/---

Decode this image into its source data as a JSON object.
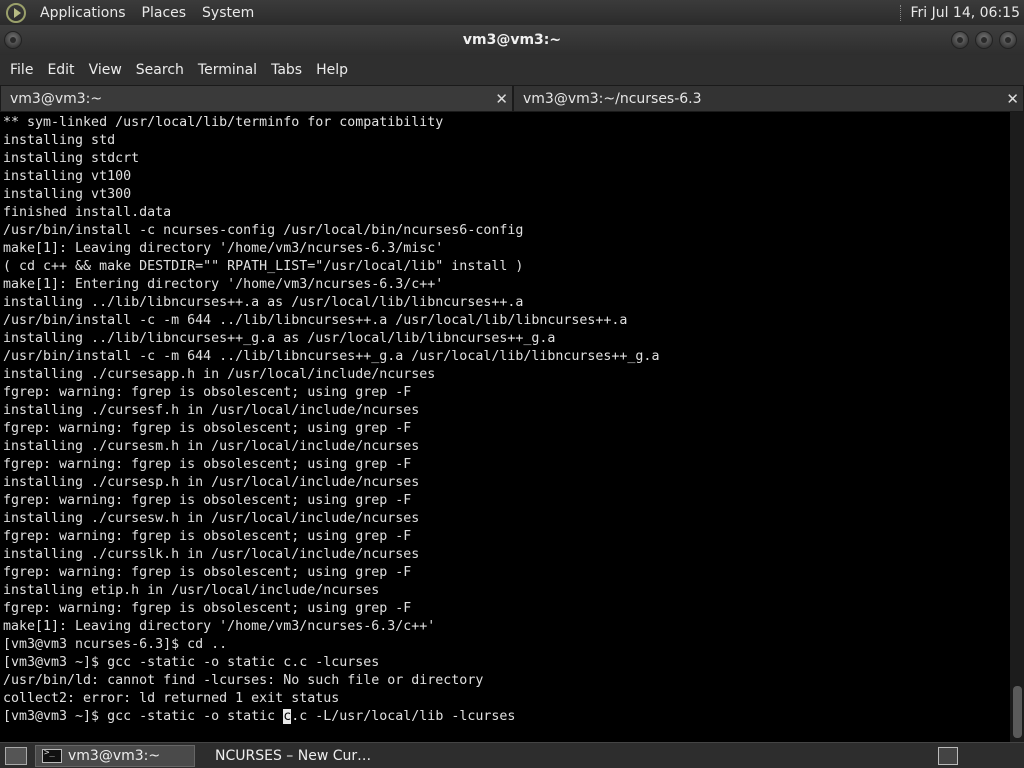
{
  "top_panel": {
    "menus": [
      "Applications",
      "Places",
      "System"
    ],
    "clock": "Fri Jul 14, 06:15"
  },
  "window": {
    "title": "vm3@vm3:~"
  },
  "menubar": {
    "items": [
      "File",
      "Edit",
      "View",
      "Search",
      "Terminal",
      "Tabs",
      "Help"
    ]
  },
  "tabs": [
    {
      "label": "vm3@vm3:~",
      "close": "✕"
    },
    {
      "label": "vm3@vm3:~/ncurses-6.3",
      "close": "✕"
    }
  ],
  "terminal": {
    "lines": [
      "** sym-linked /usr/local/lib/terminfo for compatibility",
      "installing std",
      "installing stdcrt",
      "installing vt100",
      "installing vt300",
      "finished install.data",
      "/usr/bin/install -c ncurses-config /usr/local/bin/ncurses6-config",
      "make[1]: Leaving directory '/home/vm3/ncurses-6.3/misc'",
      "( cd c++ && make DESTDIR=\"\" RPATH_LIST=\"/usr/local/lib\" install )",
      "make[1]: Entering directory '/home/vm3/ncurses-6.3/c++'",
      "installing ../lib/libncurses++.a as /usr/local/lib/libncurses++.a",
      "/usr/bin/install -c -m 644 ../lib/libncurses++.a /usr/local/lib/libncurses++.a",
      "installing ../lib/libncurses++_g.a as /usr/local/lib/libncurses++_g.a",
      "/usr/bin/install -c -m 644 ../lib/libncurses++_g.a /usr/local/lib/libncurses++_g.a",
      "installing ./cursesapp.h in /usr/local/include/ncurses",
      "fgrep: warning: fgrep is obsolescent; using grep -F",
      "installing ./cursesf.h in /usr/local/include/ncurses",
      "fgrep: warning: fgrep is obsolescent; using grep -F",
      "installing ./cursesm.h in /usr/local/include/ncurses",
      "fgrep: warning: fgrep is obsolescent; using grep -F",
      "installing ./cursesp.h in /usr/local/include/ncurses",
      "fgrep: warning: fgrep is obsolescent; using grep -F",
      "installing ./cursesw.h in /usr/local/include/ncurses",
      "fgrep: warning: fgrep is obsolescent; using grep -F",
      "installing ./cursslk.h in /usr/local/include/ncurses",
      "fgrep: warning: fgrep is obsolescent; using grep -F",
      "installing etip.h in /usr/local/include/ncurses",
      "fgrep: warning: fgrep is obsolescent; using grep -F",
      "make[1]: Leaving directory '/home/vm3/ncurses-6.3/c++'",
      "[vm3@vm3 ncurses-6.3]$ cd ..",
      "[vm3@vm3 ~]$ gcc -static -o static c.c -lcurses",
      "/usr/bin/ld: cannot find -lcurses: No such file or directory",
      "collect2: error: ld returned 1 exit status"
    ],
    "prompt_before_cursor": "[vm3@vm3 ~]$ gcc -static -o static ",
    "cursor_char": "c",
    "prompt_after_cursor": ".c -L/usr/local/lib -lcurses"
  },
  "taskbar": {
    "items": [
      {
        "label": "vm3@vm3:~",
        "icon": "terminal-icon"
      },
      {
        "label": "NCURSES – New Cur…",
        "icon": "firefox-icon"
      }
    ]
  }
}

\---

--- The request ---
Working from the listing above, pick out every line that has "data" and copy it.

--- Written solution ---
Decode this image into its source data as a JSON object.
      "finished install.data",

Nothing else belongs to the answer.